** START OF GIVEN ENTRIES **
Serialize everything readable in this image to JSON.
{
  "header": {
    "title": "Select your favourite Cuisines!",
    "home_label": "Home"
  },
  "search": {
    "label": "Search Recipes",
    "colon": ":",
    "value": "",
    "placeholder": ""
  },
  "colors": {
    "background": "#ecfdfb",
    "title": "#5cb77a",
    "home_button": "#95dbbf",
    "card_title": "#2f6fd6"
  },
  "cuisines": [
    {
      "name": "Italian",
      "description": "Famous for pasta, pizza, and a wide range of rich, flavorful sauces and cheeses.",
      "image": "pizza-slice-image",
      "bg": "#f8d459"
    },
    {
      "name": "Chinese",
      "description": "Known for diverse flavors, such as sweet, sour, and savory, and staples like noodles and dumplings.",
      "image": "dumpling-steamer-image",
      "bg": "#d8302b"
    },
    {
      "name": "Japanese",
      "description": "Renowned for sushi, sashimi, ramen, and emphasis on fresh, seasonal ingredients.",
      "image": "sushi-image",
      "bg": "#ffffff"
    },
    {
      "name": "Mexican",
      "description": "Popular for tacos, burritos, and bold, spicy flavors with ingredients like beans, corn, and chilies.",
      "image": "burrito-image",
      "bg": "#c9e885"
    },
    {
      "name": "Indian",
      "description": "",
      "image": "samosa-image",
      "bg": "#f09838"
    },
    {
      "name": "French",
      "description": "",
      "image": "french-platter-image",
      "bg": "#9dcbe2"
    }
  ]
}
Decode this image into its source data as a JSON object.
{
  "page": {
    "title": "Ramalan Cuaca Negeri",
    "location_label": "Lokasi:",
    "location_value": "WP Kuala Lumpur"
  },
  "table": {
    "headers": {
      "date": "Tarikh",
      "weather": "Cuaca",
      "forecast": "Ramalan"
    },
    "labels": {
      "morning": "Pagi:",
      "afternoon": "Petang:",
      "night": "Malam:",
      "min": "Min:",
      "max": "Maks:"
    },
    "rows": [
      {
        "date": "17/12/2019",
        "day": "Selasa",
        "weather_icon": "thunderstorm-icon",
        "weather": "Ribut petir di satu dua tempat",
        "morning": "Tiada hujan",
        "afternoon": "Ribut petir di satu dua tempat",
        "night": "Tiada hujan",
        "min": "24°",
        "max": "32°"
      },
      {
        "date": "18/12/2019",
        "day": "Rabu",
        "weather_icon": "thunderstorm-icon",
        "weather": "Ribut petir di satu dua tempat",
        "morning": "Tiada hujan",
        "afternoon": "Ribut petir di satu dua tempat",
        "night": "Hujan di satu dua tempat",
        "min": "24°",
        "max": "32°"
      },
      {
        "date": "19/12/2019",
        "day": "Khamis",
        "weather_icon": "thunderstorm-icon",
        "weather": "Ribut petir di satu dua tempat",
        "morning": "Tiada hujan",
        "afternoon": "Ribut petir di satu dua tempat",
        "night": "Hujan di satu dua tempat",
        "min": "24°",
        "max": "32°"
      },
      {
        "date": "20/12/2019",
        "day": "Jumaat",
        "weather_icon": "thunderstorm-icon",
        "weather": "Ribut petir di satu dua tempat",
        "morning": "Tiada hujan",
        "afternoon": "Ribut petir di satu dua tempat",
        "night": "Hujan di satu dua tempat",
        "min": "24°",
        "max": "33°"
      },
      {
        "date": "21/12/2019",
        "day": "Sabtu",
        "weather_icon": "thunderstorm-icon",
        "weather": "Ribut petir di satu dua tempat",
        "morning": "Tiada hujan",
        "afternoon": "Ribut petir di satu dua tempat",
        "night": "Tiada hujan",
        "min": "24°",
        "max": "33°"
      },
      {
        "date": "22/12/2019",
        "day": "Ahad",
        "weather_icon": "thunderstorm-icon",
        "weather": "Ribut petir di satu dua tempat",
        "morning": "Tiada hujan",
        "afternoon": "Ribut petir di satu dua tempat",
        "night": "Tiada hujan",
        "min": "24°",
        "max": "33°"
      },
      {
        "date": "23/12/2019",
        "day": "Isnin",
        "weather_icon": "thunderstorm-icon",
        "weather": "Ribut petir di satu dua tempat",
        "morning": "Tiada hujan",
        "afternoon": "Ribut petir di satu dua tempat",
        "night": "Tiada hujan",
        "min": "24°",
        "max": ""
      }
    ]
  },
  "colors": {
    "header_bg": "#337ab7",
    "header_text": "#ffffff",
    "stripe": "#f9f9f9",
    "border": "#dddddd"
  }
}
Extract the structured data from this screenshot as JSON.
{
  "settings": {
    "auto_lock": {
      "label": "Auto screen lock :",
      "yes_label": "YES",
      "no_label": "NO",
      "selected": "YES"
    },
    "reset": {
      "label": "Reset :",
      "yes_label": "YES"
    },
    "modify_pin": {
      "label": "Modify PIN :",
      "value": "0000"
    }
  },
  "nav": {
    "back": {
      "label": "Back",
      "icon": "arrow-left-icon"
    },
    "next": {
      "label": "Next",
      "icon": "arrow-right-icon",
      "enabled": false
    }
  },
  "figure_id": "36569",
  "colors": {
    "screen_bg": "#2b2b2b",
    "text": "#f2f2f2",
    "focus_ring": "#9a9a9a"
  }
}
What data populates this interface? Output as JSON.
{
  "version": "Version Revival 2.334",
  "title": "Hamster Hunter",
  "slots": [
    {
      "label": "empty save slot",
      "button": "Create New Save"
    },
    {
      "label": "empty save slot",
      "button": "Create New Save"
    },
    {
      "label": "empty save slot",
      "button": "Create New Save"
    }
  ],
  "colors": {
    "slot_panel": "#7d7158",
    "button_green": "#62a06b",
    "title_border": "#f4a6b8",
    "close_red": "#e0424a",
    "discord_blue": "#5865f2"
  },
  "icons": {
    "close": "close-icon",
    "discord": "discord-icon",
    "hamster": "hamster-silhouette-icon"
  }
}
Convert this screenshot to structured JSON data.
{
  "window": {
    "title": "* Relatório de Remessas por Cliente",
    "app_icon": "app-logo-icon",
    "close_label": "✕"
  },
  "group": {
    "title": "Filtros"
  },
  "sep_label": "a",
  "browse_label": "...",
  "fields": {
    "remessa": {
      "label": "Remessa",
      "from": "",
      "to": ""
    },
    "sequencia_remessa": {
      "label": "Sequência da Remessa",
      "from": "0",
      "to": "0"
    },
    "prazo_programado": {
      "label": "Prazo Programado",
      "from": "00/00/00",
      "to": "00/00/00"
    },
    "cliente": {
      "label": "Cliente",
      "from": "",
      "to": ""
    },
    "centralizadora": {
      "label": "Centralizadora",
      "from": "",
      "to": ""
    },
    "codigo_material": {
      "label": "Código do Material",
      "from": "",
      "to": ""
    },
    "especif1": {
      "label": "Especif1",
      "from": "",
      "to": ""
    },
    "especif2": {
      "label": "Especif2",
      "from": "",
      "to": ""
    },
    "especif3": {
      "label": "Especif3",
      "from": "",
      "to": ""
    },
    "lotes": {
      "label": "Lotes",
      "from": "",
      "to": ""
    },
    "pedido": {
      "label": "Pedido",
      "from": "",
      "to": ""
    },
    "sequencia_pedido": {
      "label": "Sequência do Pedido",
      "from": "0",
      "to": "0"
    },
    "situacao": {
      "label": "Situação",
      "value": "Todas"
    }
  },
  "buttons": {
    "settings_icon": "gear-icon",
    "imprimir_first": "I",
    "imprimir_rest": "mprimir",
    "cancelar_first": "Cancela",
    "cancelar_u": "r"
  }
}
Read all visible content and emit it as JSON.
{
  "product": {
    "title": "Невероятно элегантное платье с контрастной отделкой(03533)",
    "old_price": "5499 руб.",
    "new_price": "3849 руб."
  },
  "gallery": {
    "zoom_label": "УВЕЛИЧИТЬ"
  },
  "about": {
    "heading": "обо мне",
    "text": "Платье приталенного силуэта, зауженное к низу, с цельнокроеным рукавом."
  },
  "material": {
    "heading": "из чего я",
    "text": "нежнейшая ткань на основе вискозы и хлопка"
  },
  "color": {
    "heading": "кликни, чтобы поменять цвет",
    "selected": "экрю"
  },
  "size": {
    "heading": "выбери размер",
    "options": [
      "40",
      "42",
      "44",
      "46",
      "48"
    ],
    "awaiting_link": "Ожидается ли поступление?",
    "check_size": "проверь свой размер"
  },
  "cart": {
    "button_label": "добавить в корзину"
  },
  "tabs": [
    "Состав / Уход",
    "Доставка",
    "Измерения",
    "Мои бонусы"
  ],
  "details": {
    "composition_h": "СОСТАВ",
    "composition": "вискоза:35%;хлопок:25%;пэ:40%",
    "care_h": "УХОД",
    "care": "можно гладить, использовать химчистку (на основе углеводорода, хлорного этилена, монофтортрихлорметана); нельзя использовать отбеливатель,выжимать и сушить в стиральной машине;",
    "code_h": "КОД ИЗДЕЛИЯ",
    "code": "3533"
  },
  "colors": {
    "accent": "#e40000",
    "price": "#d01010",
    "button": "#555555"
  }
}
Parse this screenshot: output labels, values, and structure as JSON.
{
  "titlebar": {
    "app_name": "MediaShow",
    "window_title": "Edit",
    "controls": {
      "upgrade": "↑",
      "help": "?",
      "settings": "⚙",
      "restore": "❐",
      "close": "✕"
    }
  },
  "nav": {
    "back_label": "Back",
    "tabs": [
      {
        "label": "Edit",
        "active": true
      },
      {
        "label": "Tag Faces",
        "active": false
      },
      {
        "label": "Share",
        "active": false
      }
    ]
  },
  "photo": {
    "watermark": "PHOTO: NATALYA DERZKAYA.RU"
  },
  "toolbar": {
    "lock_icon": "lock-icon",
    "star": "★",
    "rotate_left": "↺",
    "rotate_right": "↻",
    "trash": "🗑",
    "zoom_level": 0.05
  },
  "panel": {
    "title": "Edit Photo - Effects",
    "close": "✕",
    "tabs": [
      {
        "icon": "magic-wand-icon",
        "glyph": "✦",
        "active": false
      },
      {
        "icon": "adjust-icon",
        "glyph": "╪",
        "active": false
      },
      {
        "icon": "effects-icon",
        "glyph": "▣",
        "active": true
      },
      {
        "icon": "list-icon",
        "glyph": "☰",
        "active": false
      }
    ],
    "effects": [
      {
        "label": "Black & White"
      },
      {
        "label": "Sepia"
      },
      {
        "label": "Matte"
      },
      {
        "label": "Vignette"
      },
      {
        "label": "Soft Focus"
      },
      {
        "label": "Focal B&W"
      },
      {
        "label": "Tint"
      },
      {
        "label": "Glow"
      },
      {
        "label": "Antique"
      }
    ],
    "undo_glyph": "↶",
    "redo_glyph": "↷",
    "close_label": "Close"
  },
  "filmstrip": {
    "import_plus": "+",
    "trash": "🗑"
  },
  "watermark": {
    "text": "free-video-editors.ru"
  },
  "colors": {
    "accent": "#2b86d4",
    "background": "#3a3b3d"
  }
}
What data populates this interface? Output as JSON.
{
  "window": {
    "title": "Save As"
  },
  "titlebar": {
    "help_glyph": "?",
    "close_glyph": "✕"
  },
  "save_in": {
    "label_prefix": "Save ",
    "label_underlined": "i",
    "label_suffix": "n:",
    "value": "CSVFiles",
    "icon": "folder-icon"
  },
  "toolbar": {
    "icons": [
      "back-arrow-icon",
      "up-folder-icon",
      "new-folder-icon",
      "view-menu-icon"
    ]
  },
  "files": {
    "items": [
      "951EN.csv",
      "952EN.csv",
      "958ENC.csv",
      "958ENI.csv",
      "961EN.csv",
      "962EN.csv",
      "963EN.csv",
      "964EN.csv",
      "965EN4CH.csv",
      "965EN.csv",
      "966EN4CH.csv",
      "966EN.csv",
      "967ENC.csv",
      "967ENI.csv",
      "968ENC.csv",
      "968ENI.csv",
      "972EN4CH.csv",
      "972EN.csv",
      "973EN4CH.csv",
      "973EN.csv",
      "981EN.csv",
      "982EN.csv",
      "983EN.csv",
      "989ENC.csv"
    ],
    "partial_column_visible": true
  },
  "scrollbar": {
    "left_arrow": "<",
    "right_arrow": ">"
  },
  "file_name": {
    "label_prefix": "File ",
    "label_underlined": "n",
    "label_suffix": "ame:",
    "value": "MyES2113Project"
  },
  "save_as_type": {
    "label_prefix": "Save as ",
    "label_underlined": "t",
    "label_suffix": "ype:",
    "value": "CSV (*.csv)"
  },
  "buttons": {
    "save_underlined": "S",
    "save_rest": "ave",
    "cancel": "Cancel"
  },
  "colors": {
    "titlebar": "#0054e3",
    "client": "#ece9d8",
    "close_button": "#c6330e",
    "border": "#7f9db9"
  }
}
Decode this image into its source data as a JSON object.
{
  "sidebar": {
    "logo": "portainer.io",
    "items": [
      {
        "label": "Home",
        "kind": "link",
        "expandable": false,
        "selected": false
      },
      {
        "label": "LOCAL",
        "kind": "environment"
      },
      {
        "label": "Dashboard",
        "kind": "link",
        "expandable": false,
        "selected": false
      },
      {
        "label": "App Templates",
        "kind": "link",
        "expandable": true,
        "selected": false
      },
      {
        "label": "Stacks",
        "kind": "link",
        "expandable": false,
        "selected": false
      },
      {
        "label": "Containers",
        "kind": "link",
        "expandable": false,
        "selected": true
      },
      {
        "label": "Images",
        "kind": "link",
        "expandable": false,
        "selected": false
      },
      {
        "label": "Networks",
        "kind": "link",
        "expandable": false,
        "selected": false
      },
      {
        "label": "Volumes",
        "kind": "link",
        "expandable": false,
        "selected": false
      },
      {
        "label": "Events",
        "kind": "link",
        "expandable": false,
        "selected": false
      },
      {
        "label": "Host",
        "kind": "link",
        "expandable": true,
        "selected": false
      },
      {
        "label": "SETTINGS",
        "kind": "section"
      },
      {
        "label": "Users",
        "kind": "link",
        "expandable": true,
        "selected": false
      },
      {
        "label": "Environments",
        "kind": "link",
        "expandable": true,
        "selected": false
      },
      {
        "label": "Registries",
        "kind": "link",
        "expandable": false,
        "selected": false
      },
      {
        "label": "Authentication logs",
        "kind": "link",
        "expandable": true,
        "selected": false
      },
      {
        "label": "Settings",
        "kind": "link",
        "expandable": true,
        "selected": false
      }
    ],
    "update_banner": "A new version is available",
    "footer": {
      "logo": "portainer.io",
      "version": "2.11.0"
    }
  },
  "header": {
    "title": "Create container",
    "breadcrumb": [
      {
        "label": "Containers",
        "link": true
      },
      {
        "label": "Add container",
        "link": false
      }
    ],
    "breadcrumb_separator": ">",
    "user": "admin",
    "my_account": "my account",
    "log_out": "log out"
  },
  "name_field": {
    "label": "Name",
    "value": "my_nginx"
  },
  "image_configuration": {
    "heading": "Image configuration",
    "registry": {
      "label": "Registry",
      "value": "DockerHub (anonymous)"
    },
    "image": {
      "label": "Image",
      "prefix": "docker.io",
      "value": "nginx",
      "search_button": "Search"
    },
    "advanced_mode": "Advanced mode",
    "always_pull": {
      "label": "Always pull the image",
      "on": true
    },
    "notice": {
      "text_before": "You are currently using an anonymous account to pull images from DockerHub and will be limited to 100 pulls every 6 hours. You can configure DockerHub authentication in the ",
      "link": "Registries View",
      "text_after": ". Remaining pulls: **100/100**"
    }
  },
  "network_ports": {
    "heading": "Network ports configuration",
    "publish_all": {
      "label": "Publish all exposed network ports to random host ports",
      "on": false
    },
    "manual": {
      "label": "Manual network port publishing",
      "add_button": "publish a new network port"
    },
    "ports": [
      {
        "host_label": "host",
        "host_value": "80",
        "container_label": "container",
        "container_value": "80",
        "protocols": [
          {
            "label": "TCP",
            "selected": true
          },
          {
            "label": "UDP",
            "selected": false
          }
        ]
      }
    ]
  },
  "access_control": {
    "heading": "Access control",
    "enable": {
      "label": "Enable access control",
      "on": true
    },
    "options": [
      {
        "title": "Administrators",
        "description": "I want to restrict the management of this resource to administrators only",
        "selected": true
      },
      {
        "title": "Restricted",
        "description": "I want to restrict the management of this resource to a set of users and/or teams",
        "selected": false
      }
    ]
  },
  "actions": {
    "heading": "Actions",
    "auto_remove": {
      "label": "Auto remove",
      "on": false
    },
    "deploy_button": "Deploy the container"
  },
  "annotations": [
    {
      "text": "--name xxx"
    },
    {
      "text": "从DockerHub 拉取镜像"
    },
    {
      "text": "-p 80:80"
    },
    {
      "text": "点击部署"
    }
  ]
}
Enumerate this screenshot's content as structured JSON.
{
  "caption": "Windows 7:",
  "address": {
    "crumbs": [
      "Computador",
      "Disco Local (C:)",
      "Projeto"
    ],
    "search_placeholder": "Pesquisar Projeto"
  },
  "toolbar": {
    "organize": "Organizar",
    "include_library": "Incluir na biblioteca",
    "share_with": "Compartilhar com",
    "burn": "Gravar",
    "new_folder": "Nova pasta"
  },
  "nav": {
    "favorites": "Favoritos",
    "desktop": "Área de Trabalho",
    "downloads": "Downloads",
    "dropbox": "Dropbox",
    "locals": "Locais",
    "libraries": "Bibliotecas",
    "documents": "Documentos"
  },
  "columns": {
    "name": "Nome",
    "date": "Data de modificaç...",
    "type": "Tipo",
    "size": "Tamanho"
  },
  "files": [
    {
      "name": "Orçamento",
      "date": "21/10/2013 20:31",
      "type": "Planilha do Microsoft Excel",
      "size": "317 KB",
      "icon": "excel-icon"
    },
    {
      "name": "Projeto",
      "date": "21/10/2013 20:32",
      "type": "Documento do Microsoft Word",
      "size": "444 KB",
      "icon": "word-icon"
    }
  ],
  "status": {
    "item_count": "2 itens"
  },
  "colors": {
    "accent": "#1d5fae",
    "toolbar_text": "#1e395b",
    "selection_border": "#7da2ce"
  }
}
** END OF GIVEN ENTRIES **
EXERCISE REQUIREMENTS: The lines above form a set of records; determine how many of them contain the string "want" and give that number alone.

EXPECTED ANSWER: 2